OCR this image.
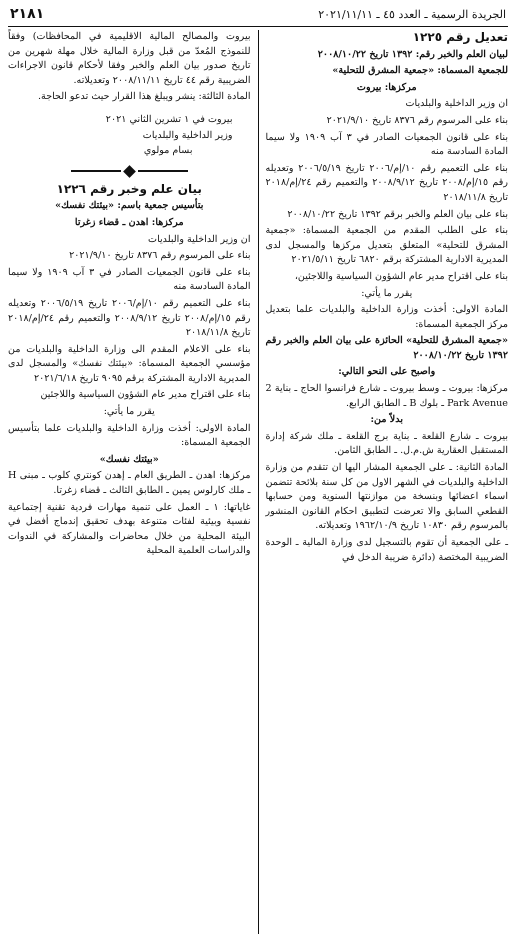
الجريدة الرسمية ـ العدد ٤٥ ـ ٢٠٢١/١١/١١
٢١٨١

تعديل رقم ١٢٢٥

لبيان العلم والخبر رقم: ١٣٩٢ تاريخ ٢٠٠٨/١٠/٢٢

للجمعية المسماة: «جمعية المشرق للتحلية»

مركزها: بيروت

ان وزير الداخلية والبلديات

بناء على المرسوم رقم ٨٣٧٦ تاريخ ٢٠٢١/٩/١٠

بناء على قانون الجمعيات الصادر في ٣ آب ١٩٠٩ ولا سيما المادة السادسة منه

بناء على التعميم رقم ١٠/إم/٢٠٠٦ تاريخ ٢٠٠٦/٥/١٩ وتعديله رقم ١٥/إم/٢٠٠٨ تاريخ ٢٠٠٨/٩/١٢ والتعميم رقم ٢٤/إم/٢٠١٨ تاريخ ٢٠١٨/١١/٨

بناء على بيان العلم والخبر برقم ١٣٩٢ تاريخ ٢٠٠٨/١٠/٢٢

بناء على الطلب المقدم من الجمعية المسماة: «جمعية المشرق للتحلية» المتعلق بتعديل مركزها والمسجل لدى المديرية الادارية المشتركة برقم ٦٨٢٠ تاريخ ٢٠٢١/٥/١١

بناء على اقتراح مدير عام الشؤون السياسية واللاجئين،

يقرر ما يأتي:

المادة الاولى: أخذت وزارة الداخلية والبلديات علما بتعديل مركز الجمعية المسماة:

«جمعية المشرق للتحلية» الحائزة على بيان العلم والخبر رقم ١٣٩٢ تاريخ ٢٠٠٨/١٠/٢٢

واصبح على النحو التالي:

مركزها: بيروت ـ وسط بيروت ـ شارع فرانسوا الحاج ـ بناية 2 Park Avenue ـ بلوك B ـ الطابق الرابع.

بدلاً من:

بيروت ـ شارع القلعة ـ بناية برج القلعة ـ ملك شركة إدارة المستقبل العقارية ش.م.ل. ـ الطابق الثامن.

المادة الثانية: ـ على الجمعية المشار اليها ان تتقدم من وزارة الداخلية والبلديات في الشهر الاول من كل سنة بلائحة تتضمن اسماء اعضائها وبنسخة من موازنتها السنوية ومن حسابها القطعي السابق والا تعرضت لتطبيق احكام القانون المنشور بالمرسوم رقم ١٠٨٣٠ تاريخ ١٩٦٢/١٠/٩ وتعديلاته.

ـ على الجمعية أن تقوم بالتسجيل لدى وزارة المالية ـ الوحدة الضريبية المختصة (دائرة ضريبة الدخل في

بيروت والمصالح المالية الاقليمية في المحافظات) وفقاً للنموذج المُعدّ من قبل وزارة المالية خلال مهلة شهرين من تاريخ صدور بيان العلم والخبر وفقا لأحكام قانون الاجراءات الضريبية رقم ٤٤ تاريخ ٢٠٠٨/١١/١١ وتعديلاته.

المادة الثالثة: ينشر ويبلغ هذا القرار حيث تدعو الحاجة.

بيروت في ١ تشرين الثاني ٢٠٢١

وزير الداخلية والبلديات

بسام مولوي

بيان علم وخبر رقم ١٢٢٦

بتأسيس جمعية باسم: «بيئتك نفسك»

مركزها: اهدن ـ قضاء زغرتا

ان وزير الداخلية والبلديات

بناء على المرسوم رقم ٨٣٧٦ تاريخ ٢٠٢١/٩/١٠

بناء على قانون الجمعيات الصادر في ٣ آب ١٩٠٩ ولا سيما المادة السادسة منه

بناء على التعميم رقم ١٠/إم/٢٠٠٦ تاريخ ٢٠٠٦/٥/١٩ وتعديله رقم ١٥/إم/٢٠٠٨ تاريخ ٢٠٠٨/٩/١٢ والتعميم رقم ٢٤/إم/٢٠١٨ تاريخ ٢٠١٨/١١/٨

بناء على الاعلام المقدم الى وزارة الداخلية والبلديات من مؤسسي الجمعية المسماة: «بيئتك نفسك» والمسجل لدى المديرية الادارية المشتركة برقم ٩٠٩٥ تاريخ ٢٠٢١/٦/١٨

بناء على اقتراح مدير عام الشؤون السياسية واللاجئين

يقرر ما يأتي:

المادة الاولى: أخذت وزارة الداخلية والبلديات علما بتأسيس الجمعية المسماة:

«بيئتك نفسك»

مركزها: اهدن ـ الطريق العام ـ إهدن كونتري كلوب ـ مبنى H ـ ملك كارلوس يمين ـ الطابق الثالث ـ قضاء زغرتا.

غاياتها: ١ ـ العمل على تنمية مهارات فردية تقنية إجتماعية نفسية وبيئية لفئات متنوعة بهدف تحقيق إندماج أفضل في البيئة المحلية من خلال محاضرات والمشاركة في الندوات والدراسات العلمية المحلية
┄┄┄┄┄┄┄┄┄┄┄┄┄┄┄┄┄┄┄┄
» **BRIEF**
Pull out every line of the entries that includes the word "بتأسيس".

» **OUTPUT**
بتأسيس جمعية باسم: «بيئتك نفسك»
المادة الاولى: أخذت وزارة الداخلية والبلديات علما بتأسيس الجمعية المسماة:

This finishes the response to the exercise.